» GIVEN REQUEST
Output all lines exactly.

» Figure record listings
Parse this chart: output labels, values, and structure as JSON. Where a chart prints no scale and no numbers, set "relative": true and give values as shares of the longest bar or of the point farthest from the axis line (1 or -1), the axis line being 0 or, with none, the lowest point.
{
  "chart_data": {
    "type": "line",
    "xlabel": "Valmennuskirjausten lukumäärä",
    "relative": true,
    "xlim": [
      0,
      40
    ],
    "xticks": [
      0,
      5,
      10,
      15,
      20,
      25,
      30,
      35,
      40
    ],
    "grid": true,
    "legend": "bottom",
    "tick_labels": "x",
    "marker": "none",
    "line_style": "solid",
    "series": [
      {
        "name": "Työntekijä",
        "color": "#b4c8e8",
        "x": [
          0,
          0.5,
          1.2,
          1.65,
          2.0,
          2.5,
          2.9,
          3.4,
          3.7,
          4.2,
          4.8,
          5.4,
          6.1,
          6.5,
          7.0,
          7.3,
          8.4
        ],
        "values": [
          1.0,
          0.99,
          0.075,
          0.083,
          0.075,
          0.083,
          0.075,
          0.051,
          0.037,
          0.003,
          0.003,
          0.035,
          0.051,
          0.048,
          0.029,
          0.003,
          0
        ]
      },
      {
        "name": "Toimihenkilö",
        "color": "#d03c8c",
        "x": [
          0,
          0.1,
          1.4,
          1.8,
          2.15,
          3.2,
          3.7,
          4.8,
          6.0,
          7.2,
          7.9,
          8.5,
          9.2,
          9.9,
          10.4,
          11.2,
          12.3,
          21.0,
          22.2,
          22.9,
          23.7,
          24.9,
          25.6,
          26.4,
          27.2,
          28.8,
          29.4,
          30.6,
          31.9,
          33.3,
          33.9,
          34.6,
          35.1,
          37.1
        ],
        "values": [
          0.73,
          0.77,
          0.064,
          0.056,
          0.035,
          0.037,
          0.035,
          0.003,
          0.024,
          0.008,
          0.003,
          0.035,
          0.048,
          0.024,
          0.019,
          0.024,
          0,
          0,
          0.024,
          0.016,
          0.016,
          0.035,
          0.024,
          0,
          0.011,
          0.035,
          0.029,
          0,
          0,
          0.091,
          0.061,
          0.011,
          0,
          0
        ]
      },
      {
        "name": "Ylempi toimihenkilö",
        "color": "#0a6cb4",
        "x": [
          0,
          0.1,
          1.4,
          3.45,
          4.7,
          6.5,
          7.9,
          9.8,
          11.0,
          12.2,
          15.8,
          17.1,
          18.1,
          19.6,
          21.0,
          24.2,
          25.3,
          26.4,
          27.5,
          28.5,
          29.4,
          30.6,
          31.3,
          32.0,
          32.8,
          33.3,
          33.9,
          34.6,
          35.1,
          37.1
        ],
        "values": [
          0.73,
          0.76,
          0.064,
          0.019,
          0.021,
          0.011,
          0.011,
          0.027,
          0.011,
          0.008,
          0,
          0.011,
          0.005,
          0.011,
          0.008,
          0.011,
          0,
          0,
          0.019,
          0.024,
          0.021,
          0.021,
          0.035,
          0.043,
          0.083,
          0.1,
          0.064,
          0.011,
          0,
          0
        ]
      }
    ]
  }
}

» RESULT OF THIS EXERCISE
Parse this chart: output labels, values, and structure as JSON. Where a chart prints no scale and no numbers, set "relative": true and give values as shares of the longest bar or of the point farthest from the axis line (1 or -1), the axis line being 0 or, with none, the lowest point.
{
  "chart_data": {
    "type": "line",
    "xlabel": "Valmennuskirjausten lukumäärä",
    "relative": true,
    "xlim": [
      0,
      40
    ],
    "xticks": [
      0,
      5,
      10,
      15,
      20,
      25,
      30,
      35,
      40
    ],
    "grid": true,
    "legend": "bottom",
    "tick_labels": "x",
    "marker": "none",
    "line_style": "solid",
    "series": [
      {
        "name": "Työntekijä",
        "color": "#b4c8e8",
        "x": [
          0,
          0.5,
          1.2,
          1.65,
          2.0,
          2.5,
          2.9,
          3.4,
          3.7,
          4.2,
          4.8,
          5.4,
          6.1,
          6.5,
          7.0,
          7.3,
          8.4
        ],
        "values": [
          1.0,
          0.99,
          0.075,
          0.083,
          0.075,
          0.083,
          0.075,
          0.051,
          0.037,
          0.003,
          0.003,
          0.035,
          0.051,
          0.048,
          0.029,
          0.003,
          0
        ]
      },
      {
        "name": "Toimihenkilö",
        "color": "#d03c8c",
        "x": [
          0,
          0.1,
          1.4,
          1.8,
          2.15,
          3.2,
          3.7,
          4.8,
          6.0,
          7.2,
          7.9,
          8.5,
          9.2,
          9.9,
          10.4,
          11.2,
          12.3,
          21.0,
          22.2,
          22.9,
          23.7,
          24.9,
          25.6,
          26.4,
          27.2,
          28.8,
          29.4,
          30.6,
          31.9,
          33.3,
          33.9,
          34.6,
          35.1,
          37.1
        ],
        "values": [
          0.73,
          0.77,
          0.064,
          0.056,
          0.035,
          0.037,
          0.035,
          0.003,
          0.024,
          0.008,
          0.003,
          0.035,
          0.048,
          0.024,
          0.019,
          0.024,
          0,
          0,
          0.024,
          0.016,
          0.016,
          0.035,
          0.024,
          0,
          0.011,
          0.035,
          0.029,
          0,
          0,
          0.091,
          0.061,
          0.011,
          0,
          0
        ]
      },
      {
        "name": "Ylempi toimihenkilö",
        "color": "#0a6cb4",
        "x": [
          0,
          0.1,
          1.4,
          3.45,
          4.7,
          6.5,
          7.9,
          9.8,
          11.0,
          12.2,
          15.8,
          17.1,
          18.1,
          19.6,
          21.0,
          24.2,
          25.3,
          26.4,
          27.5,
          28.5,
          29.4,
          30.6,
          31.3,
          32.0,
          32.8,
          33.3,
          33.9,
          34.6,
          35.1,
          37.1
        ],
        "values": [
          0.73,
          0.76,
          0.064,
          0.019,
          0.021,
          0.011,
          0.011,
          0.027,
          0.011,
          0.008,
          0,
          0.011,
          0.005,
          0.011,
          0.008,
          0.011,
          0,
          0,
          0.019,
          0.024,
          0.021,
          0.021,
          0.035,
          0.043,
          0.083,
          0.1,
          0.064,
          0.011,
          0,
          0
        ]
      }
    ]
  }
}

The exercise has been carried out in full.